In July 2020, Idaho Power submitted to the FERC its supplement to the final license application that incorporated the settlement agreement reached between Idaho and Oregon on the CWA Section 401 certifications and provided feedback on proposed
modification of the 2007 final environmental impact statement for the HCC. The July 2020 filing also contained an updated cost analysis of the HCC and a request for the FERC to issue a 50-year license and initiate a supplemental National Environmental Policy Act (NEPA) process at the FERC. Idaho Power prepared draft biological assessments in consultation with the U.S. Fish and Wildlife Service (USFWS) and the National Marine Fisheries Service (NMFS) and filed those with the FERC in October 2020. The draft biological assessments provide information to the USFWS and the NMFS that is necessary to issue their biological opinion as required under the Endangered Species Act (ESA). Since December 2020, FERC staff has issued sixteen additional information requests from Idaho Power to aid in their analysis. Idaho Power has filed responses to all of these requests. In June 2022, the FERC issued a notice of intent to prepare a draft and final supplemental environmental impact statement (EIS) in accordance with NEPA. The FERC indicated that the supplemental EIS will address the new and revised measures proposed by the 401 certification settlement, the conditions contained in the Oregon and Idaho water quality certificates, and the information provided in the draft biological assessments. The FERC also reinstated informal consultation with the USFWS and NMFS under section 7 of the ESA. As of the date of this report, Idaho Power believes issuance of a new HCC license by the FERC will be in 2024 or thereafter.
As of the date of this report, Idaho Power is unable to predict the exact timing that the FERC will issue a new license order or the ultimate capital investment and ongoing operating and maintenance costs Idaho Power will incur in complying with any new license. Idaho Power estimates that the annual costs it will incur to obtain a new long-term license for the HCC, including AFUDC, are likely to range from $30 million to $40 million. Subsequent to the issuance of a new license, Idaho Power expects to incur increased annual operating and maintenance costs to comply with the requirements of any new license and would seek to recover those increased costs through regulatory proceedings.
Costs for the relicensing of Idaho Power's hydropower projects are recorded in construction work in progress until new multi-year licenses are issued by the FERC, at which time the charges are transferred to electric plant in service. Idaho Power expects to seek recovery of relicensing costs and costs related to a new long-term license through the regulatory process. Relicensing costs of $414 million (including AFUDC) for the HCC were included in construction work in progress at September 30, 2022. As of the date of this report, the IPUC authorizes Idaho Power to include in its Idaho jurisdiction rates $8.8 million of AFUDC annually relating to the HCC relicensing project. Collecting these amounts currently will reduce future collections when HCC relicensing costs are approved for recovery in base rates. As of September 30, 2022, Idaho Power's regulatory liability for collection of AFUDC relating to the HCC was approximately $203 million.

[Dataset entries]
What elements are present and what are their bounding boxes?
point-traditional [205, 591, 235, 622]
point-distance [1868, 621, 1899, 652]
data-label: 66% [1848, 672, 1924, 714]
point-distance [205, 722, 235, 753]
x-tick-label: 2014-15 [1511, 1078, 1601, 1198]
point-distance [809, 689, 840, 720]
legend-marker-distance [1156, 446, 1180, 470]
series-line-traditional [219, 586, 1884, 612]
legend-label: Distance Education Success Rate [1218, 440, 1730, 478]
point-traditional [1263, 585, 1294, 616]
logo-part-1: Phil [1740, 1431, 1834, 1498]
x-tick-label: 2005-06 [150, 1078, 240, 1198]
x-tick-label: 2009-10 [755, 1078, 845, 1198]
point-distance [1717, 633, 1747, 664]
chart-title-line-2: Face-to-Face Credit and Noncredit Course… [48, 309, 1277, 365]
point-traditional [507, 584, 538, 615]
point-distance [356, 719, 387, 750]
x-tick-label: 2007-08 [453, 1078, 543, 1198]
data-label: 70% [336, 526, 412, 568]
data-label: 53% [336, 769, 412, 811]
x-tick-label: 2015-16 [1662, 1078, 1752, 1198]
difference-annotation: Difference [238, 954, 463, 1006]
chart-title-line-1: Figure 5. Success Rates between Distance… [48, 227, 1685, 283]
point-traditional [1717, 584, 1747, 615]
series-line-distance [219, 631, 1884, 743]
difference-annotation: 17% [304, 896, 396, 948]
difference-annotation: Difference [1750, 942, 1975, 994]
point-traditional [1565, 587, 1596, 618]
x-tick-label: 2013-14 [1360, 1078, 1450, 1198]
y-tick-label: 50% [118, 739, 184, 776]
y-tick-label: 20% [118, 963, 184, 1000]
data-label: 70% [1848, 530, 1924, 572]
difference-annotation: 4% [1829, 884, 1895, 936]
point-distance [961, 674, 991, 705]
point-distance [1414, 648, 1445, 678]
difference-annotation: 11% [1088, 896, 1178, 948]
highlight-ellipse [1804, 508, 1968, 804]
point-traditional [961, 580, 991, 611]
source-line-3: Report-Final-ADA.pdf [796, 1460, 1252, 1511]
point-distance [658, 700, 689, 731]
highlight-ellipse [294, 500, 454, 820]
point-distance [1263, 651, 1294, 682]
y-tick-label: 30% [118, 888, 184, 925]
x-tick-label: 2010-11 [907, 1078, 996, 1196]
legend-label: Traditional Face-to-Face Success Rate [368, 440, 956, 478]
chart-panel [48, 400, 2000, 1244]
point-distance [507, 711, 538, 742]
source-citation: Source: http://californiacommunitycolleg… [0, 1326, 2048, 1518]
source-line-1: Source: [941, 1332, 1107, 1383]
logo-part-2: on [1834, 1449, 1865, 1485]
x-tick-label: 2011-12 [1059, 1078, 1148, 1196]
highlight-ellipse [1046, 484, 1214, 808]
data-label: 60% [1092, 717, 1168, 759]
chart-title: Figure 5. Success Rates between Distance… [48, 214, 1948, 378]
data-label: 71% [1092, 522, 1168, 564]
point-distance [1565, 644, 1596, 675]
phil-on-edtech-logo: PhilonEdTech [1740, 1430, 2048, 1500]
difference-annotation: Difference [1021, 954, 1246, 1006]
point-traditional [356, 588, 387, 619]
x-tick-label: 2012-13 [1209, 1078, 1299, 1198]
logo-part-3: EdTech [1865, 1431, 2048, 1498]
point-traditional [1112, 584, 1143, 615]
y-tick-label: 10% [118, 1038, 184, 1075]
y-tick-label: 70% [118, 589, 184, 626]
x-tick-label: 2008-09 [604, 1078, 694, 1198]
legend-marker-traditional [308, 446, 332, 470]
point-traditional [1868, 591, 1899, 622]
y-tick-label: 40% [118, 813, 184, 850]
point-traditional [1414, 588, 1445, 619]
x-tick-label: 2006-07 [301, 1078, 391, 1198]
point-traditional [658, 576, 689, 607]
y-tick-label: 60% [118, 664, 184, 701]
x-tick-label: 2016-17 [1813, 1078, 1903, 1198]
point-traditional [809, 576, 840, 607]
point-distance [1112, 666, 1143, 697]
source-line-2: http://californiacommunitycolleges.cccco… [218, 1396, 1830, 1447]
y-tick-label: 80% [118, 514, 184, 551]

> _WORK TASK A_:
Answer these questions using the HCC relicensing text above the lines:
(i) How many additional information requests has FERC staff issued to Idaho Power since December 2020?
(ii) What range does Idaho Power estimate for the annual costs of obtaining a new long-term HCC license, including AFUDC?
(iii) As of September 30, 2022, what was Idaho Power's regulatory liability for collection of AFUDC relating to the HCC?
> _WORK TASK B_: Quote the part of the HCC relicensing text between "As of the date of this report, Idaho Power is" and "through regulatory proceedings.", inclusive.

> _EXERCISE RESPONSE A_:
(i) Sixteen
(ii) $30 million to $40 million
(iii) Approximately $203 million

> _EXERCISE RESPONSE B_:
As of the date of this report, Idaho Power is unable to predict the exact timing that the FERC will issue a new license order or the ultimate capital investment and ongoing operating and maintenance costs Idaho Power will incur in complying with any new license. Idaho Power estimates that the annual costs it will incur to obtain a new long-term license for the HCC, including AFUDC, are likely to range from $30 million to $40 million. Subsequent to the issuance of a new license, Idaho Power expects to incur increased annual operating and maintenance costs to comply with the requirements of any new license and would seek to recover those increased costs through regulatory proceedings.